WHAT NEEDS TO BE DONE. Rewrite the listing with "Book Now" swapped for "Reserve a Session" everywhere it occurs, leaving every other character unchanged.

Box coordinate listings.
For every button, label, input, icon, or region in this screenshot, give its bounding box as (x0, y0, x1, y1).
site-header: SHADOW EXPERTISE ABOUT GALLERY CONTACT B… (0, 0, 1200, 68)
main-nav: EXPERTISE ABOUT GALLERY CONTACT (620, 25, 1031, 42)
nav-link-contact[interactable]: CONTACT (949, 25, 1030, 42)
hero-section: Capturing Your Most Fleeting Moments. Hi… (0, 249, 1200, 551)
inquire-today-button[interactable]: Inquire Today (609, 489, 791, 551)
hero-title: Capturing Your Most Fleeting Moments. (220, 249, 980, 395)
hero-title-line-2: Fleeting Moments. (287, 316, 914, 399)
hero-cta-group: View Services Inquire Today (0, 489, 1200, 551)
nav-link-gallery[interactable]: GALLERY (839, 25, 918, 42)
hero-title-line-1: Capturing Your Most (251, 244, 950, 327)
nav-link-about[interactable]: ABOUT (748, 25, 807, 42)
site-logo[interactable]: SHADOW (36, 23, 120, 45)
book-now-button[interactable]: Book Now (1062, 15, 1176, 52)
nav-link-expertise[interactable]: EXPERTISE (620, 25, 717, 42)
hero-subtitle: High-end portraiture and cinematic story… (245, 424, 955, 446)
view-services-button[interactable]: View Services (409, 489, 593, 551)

SOLUTION FOR THIS TASK.
For every button, label, input, icon, or region in this screenshot, give its bounding box as (x0, y0, x1, y1).
site-header: SHADOW EXPERTISE ABOUT GALLERY CONTACT B… (0, 0, 1200, 68)
main-nav: EXPERTISE ABOUT GALLERY CONTACT (620, 25, 1031, 42)
nav-link-contact[interactable]: CONTACT (949, 25, 1030, 42)
hero-section: Capturing Your Most Fleeting Moments. Hi… (0, 249, 1200, 551)
inquire-today-button[interactable]: Inquire Today (609, 489, 791, 551)
hero-title: Capturing Your Most Fleeting Moments. (220, 249, 980, 395)
hero-title-line-2: Fleeting Moments. (287, 316, 914, 399)
hero-cta-group: View Services Inquire Today (0, 489, 1200, 551)
nav-link-gallery[interactable]: GALLERY (839, 25, 918, 42)
hero-title-line-1: Capturing Your Most (251, 244, 950, 327)
nav-link-about[interactable]: ABOUT (748, 25, 807, 42)
site-logo[interactable]: SHADOW (36, 23, 120, 45)
book-now-button[interactable]: Reserve a Session (1062, 15, 1176, 52)
nav-link-expertise[interactable]: EXPERTISE (620, 25, 717, 42)
hero-subtitle: High-end portraiture and cinematic story… (245, 424, 955, 446)
view-services-button[interactable]: View Services (409, 489, 593, 551)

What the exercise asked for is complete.